====== INFORMATION SHOWN

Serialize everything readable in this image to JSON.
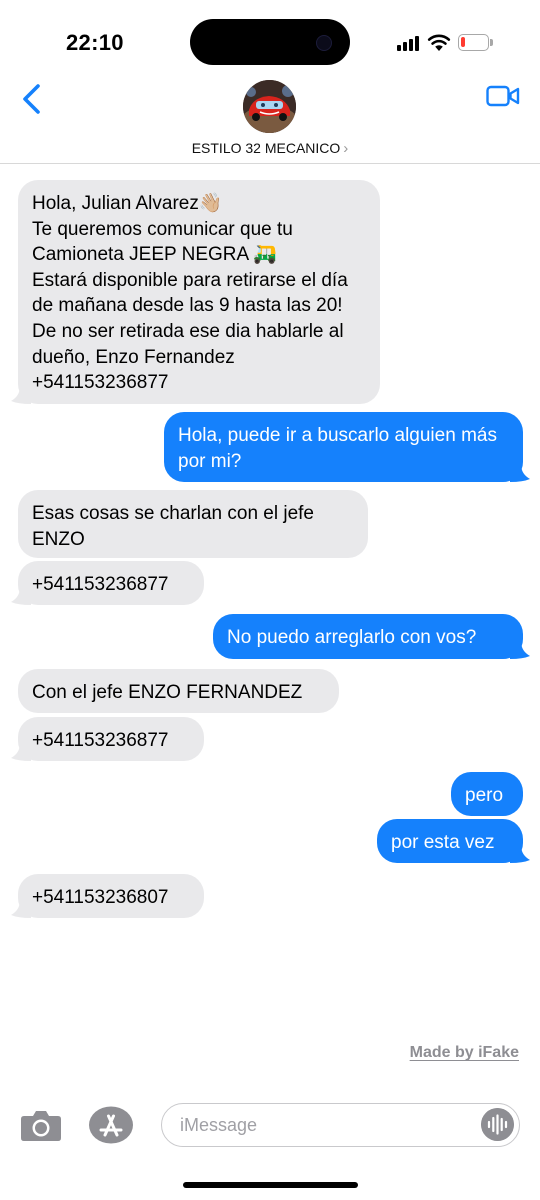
{
  "status_bar": {
    "time": "22:10",
    "battery_level": 0.18,
    "battery_color": "#ff3b30"
  },
  "header": {
    "contact_name": "ESTILO 32 MECANICO",
    "chevron": "›",
    "back_icon": "chevron-left-icon",
    "video_icon": "video-camera-icon"
  },
  "messages": [
    {
      "direction": "incoming",
      "text": "Hola, Julian Alvarez👋🏼\nTe queremos comunicar que tu Camioneta JEEP NEGRA 🛺\nEstará disponible para retirarse el día de mañana desde las 9 hasta las 20! De no ser retirada ese dia hablarle al dueño, Enzo Fernandez +541153236877"
    },
    {
      "direction": "outgoing",
      "text": "Hola, puede ir a buscarlo alguien más por mi?"
    },
    {
      "direction": "incoming",
      "text": "Esas cosas se charlan con el jefe ENZO"
    },
    {
      "direction": "incoming",
      "text": "+541153236877"
    },
    {
      "direction": "outgoing",
      "text": "No puedo arreglarlo con vos?"
    },
    {
      "direction": "incoming",
      "text": "Con el jefe ENZO FERNANDEZ"
    },
    {
      "direction": "incoming",
      "text": "+541153236877"
    },
    {
      "direction": "outgoing",
      "text": "pero"
    },
    {
      "direction": "outgoing",
      "text": "por esta vez"
    },
    {
      "direction": "incoming",
      "text": "+541153236807"
    }
  ],
  "watermark": "Made by iFake",
  "input_bar": {
    "placeholder": "iMessage",
    "camera_icon": "camera-icon",
    "apps_icon": "app-store-icon",
    "audio_icon": "audio-waveform-icon"
  },
  "colors": {
    "outgoing_bubble": "#1581fc",
    "incoming_bubble": "#e9e9eb",
    "accent": "#1581fc"
  }
}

============

*INSTRUCTIONS TO FOLLOW*:
Track down all lines above with the string "Hola" and copy them.

*WRITTEN RESPONSE*:
      "text": "Hola, Julian Alvarez👋🏼\nTe queremos comunicar que tu Camioneta JEEP NEGRA 🛺\nEstará disponible para retirarse el día de mañana desde las 9 hasta las 20! De no ser retirada ese dia hablarle al dueño, Enzo Fernandez +541153236877"
      "text": "Hola, puede ir a buscarlo alguien más por mi?"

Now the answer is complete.